▶ _Material to process_:
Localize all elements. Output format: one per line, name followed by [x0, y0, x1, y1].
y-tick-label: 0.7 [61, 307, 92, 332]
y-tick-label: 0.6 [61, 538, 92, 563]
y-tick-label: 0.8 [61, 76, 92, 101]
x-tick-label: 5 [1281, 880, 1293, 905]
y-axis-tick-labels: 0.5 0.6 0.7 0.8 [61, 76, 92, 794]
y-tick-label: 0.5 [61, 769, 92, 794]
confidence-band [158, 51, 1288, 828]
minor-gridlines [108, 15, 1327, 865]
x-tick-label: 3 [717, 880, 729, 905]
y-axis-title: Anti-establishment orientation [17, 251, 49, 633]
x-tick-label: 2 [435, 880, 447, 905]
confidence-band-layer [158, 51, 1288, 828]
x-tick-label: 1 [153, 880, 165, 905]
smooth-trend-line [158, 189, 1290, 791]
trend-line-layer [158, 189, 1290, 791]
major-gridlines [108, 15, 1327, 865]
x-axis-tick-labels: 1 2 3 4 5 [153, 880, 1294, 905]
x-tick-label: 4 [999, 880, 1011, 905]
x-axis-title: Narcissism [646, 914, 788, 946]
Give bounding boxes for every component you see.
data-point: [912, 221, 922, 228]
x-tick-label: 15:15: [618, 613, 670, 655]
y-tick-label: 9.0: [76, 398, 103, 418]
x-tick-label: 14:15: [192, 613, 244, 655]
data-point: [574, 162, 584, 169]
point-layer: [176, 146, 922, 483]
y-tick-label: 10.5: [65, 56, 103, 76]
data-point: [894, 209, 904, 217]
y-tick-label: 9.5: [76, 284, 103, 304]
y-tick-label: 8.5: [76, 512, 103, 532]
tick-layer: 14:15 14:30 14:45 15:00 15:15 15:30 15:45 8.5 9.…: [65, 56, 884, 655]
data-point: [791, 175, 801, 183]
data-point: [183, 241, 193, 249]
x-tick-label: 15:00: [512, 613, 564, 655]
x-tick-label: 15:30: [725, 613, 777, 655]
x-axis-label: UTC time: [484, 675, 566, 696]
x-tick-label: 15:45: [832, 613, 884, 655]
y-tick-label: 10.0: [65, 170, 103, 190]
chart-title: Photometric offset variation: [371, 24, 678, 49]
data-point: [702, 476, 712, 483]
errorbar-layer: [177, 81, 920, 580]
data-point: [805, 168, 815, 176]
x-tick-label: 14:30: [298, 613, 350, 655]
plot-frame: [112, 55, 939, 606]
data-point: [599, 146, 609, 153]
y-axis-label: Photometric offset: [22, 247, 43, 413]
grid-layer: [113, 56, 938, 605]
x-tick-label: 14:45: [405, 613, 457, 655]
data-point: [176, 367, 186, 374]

▶ _Job_: Write out the data from its first line through the line containing "y-axis-title: Anti-establishment orientation", both included, reproducing every line without any change.

▶ _Answer in full_:
Localize all elements. Output format: one per line, name followed by [x0, y0, x1, y1].
y-tick-label: 0.7 [61, 307, 92, 332]
y-tick-label: 0.6 [61, 538, 92, 563]
y-tick-label: 0.8 [61, 76, 92, 101]
x-tick-label: 5 [1281, 880, 1293, 905]
y-axis-tick-labels: 0.5 0.6 0.7 0.8 [61, 76, 92, 794]
y-tick-label: 0.5 [61, 769, 92, 794]
confidence-band [158, 51, 1288, 828]
minor-gridlines [108, 15, 1327, 865]
x-tick-label: 3 [717, 880, 729, 905]
y-axis-title: Anti-establishment orientation [17, 251, 49, 633]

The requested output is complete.